Exercise brief: Transcribe all of the material below word for word and leave out its pictures.

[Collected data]

>> BEGIN

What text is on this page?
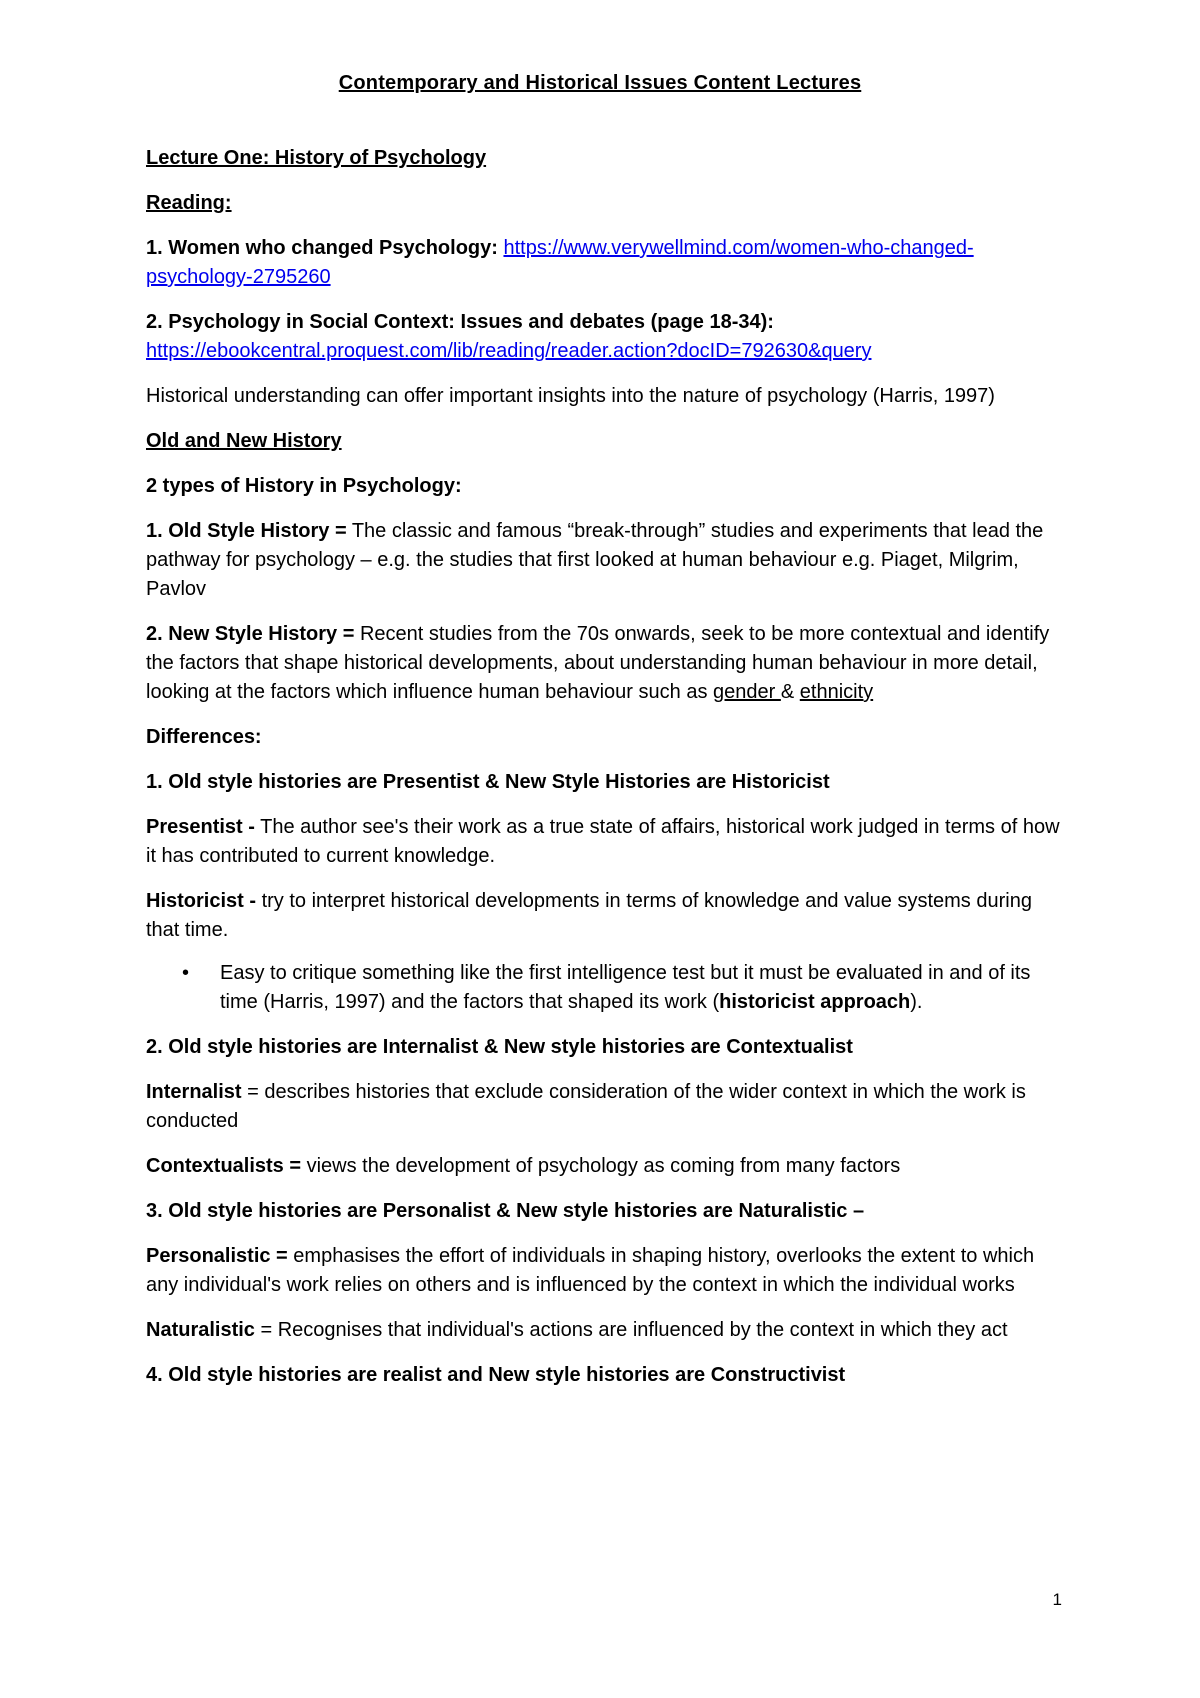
Contemporary and Historical Issues Content Lectures

Lecture One: History of Psychology

Reading:

1. Women who changed Psychology: https://www.verywellmind.com/women-who-changed-psychology-2795260

2. Psychology in Social Context: Issues and debates (page 18-34):
https://ebookcentral.proquest.com/lib/reading/reader.action?docID=792630&query

Historical understanding can offer important insights into the nature of psychology (Harris, 1997)

Old and New History

2 types of History in Psychology:

1. Old Style History = The classic and famous “break-through” studies and experiments that lead the pathway for psychology – e.g. the studies that first looked at human behaviour e.g. Piaget, Milgrim, Pavlov

2. New Style History = Recent studies from the 70s onwards, seek to be more contextual and identify the factors that shape historical developments, about understanding human behaviour in more detail, looking at the factors which influence human behaviour such as gender & ethnicity

Differences:

1. Old style histories are Presentist & New Style Histories are Historicist

Presentist - The author see's their work as a true state of affairs, historical work judged in terms of how it has contributed to current knowledge.

Historicist - try to interpret historical developments in terms of knowledge and value systems during that time.

• Easy to critique something like the first intelligence test but it must be evaluated in and of its time (Harris, 1997) and the factors that shaped its work (historicist approach).

2. Old style histories are Internalist & New style histories are Contextualist

Internalist = describes histories that exclude consideration of the wider context in which the work is conducted

Contextualists = views the development of psychology as coming from many factors

3. Old style histories are Personalist & New style histories are Naturalistic –

Personalistic = emphasises the effort of individuals in shaping history, overlooks the extent to which any individual's work relies on others and is influenced by the context in which the individual works

Naturalistic = Recognises that individual's actions are influenced by the context in which they act

4. Old style histories are realist and New style histories are Constructivist

1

>> END

Solution to the exercise:
What text is on this page?
Contemporary and Historical Issues Content Lectures

Lecture One: History of Psychology

Reading:

1. Women who changed Psychology: https://www.verywellmind.com/women-who-changed-psychology-2795260

2. Psychology in Social Context: Issues and debates (page 18-34):
https://ebookcentral.proquest.com/lib/reading/reader.action?docID=792630&query

Historical understanding can offer important insights into the nature of psychology (Harris, 1997)

Old and New History

2 types of History in Psychology:

1. Old Style History = The classic and famous “break-through” studies and experiments that lead the pathway for psychology – e.g. the studies that first looked at human behaviour e.g. Piaget, Milgrim, Pavlov

2. New Style History = Recent studies from the 70s onwards, seek to be more contextual and identify the factors that shape historical developments, about understanding human behaviour in more detail, looking at the factors which influence human behaviour such as gender & ethnicity

Differences:

1. Old style histories are Presentist & New Style Histories are Historicist

Presentist - The author see's their work as a true state of affairs, historical work judged in terms of how it has contributed to current knowledge.

Historicist - try to interpret historical developments in terms of knowledge and value systems during that time.

• Easy to critique something like the first intelligence test but it must be evaluated in and of its time (Harris, 1997) and the factors that shaped its work (historicist approach).

2. Old style histories are Internalist & New style histories are Contextualist

Internalist = describes histories that exclude consideration of the wider context in which the work is conducted

Contextualists = views the development of psychology as coming from many factors

3. Old style histories are Personalist & New style histories are Naturalistic –

Personalistic = emphasises the effort of individuals in shaping history, overlooks the extent to which any individual's work relies on others and is influenced by the context in which the individual works

Naturalistic = Recognises that individual's actions are influenced by the context in which they act

4. Old style histories are realist and New style histories are Constructivist

1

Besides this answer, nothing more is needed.